**Work to be completed:**
Copy out, from the entries below, each line holding the string "JSON".

**Information shown:**
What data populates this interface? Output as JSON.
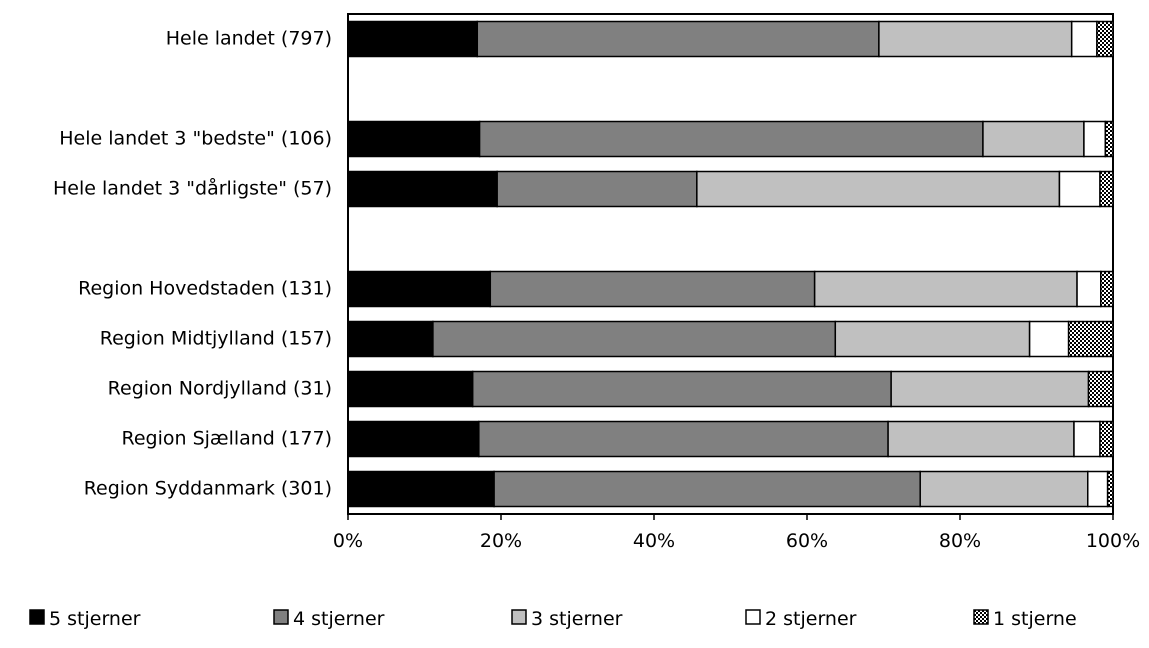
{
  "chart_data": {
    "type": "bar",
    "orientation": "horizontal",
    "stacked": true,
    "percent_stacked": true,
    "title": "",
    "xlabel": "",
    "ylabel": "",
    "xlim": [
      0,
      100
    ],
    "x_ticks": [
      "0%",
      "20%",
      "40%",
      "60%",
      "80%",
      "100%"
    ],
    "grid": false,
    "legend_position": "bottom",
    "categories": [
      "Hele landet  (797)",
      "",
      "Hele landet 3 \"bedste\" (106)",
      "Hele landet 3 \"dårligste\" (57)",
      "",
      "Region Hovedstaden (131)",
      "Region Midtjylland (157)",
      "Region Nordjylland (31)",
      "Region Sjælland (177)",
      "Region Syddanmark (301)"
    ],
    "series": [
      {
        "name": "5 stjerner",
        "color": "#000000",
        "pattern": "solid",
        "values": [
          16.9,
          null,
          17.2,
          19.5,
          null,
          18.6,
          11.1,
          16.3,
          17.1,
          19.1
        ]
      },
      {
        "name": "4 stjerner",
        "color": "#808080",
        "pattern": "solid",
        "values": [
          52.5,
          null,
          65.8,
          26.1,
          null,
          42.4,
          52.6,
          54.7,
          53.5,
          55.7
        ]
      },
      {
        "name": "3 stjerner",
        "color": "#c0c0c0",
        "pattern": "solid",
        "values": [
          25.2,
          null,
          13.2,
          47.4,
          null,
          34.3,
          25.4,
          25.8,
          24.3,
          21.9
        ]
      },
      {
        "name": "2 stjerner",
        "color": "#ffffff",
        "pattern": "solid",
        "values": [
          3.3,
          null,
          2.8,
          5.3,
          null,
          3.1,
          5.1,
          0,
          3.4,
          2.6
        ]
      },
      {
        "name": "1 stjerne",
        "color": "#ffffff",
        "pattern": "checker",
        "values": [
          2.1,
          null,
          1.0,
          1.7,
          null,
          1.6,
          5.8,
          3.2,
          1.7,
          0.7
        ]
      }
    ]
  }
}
...
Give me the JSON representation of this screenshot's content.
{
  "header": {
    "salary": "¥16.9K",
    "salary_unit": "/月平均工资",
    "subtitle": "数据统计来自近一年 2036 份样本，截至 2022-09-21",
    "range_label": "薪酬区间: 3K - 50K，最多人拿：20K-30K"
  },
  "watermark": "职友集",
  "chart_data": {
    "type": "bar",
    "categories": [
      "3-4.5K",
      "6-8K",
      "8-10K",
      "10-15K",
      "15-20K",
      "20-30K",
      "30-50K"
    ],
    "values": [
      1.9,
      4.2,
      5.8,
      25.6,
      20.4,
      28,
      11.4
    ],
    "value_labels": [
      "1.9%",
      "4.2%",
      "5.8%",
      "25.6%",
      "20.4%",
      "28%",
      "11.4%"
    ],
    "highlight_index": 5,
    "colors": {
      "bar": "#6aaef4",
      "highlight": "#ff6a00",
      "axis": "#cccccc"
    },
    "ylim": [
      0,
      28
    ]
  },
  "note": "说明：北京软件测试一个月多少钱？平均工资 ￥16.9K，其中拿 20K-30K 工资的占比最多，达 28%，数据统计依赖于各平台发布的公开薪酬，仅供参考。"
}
---
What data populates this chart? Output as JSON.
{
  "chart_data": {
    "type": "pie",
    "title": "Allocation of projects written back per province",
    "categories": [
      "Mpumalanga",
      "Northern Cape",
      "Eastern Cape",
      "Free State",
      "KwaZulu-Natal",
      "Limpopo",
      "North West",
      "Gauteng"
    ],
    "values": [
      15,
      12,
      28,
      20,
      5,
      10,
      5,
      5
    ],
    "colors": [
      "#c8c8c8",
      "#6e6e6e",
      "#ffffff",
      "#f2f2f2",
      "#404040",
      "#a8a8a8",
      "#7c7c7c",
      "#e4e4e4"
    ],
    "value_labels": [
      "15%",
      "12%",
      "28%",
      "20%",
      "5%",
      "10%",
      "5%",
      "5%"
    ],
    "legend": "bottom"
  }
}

**Result:**
What data populates this interface? Output as JSON.
Give me the JSON representation of this screenshot's content.
What data populates this chart? Output as JSON.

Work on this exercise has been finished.